Go through the data and copy every line exactly, but not the images.
====
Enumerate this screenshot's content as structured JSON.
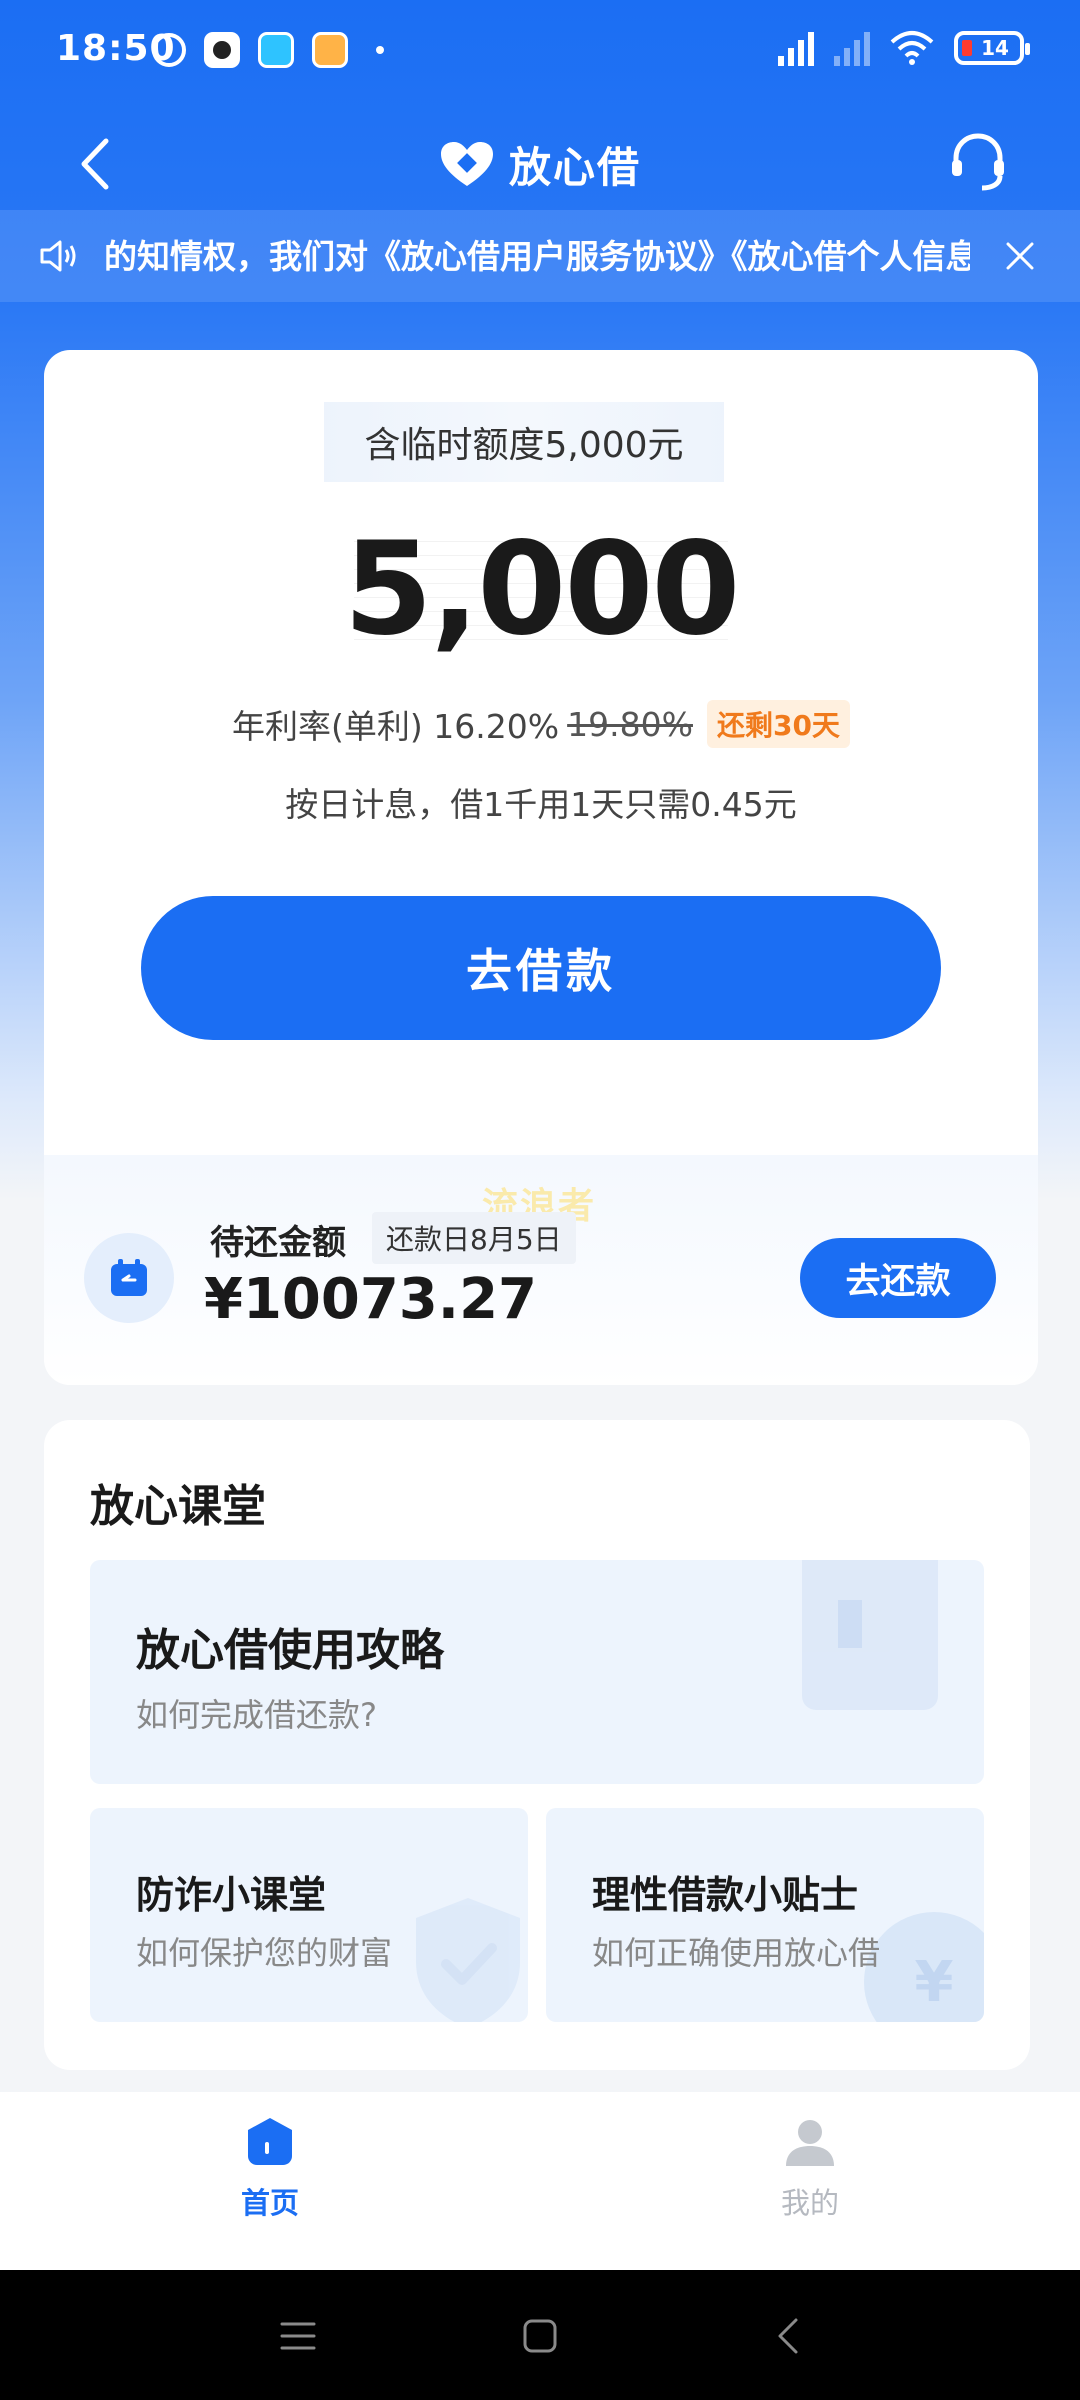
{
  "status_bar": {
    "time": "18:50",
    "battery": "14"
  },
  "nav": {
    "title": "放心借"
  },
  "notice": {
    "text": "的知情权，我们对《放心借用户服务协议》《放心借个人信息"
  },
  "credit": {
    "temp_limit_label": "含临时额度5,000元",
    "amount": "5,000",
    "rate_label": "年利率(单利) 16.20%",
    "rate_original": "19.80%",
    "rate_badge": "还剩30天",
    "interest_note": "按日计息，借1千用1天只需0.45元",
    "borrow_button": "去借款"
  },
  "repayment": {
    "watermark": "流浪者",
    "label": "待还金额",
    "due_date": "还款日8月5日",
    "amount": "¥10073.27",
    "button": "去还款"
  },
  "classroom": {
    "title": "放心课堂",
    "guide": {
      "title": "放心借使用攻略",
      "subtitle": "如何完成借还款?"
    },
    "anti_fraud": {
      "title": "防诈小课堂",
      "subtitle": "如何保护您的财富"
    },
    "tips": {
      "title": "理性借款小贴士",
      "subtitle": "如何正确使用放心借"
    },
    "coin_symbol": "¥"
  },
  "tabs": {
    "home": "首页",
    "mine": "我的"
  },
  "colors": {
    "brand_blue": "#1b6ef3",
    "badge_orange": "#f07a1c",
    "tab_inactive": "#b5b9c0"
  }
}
====
== Exercise result ==
Enumerate this screenshot's content as structured JSON.
{
  "status_bar": {
    "time": "18:50",
    "battery": "14"
  },
  "nav": {
    "title": "放心借"
  },
  "notice": {
    "text": "的知情权，我们对《放心借用户服务协议》《放心借个人信息"
  },
  "credit": {
    "temp_limit_label": "含临时额度5,000元",
    "amount": "5,000",
    "rate_label": "年利率(单利) 16.20%",
    "rate_original": "19.80%",
    "rate_badge": "还剩30天",
    "interest_note": "按日计息，借1千用1天只需0.45元",
    "borrow_button": "去借款"
  },
  "repayment": {
    "watermark": "流浪者",
    "label": "待还金额",
    "due_date": "还款日8月5日",
    "amount": "¥10073.27",
    "button": "去还款"
  },
  "classroom": {
    "title": "放心课堂",
    "guide": {
      "title": "放心借使用攻略",
      "subtitle": "如何完成借还款?"
    },
    "anti_fraud": {
      "title": "防诈小课堂",
      "subtitle": "如何保护您的财富"
    },
    "tips": {
      "title": "理性借款小贴士",
      "subtitle": "如何正确使用放心借"
    },
    "coin_symbol": "¥"
  },
  "tabs": {
    "home": "首页",
    "mine": "我的"
  },
  "colors": {
    "brand_blue": "#1b6ef3",
    "badge_orange": "#f07a1c",
    "tab_inactive": "#b5b9c0"
  }
}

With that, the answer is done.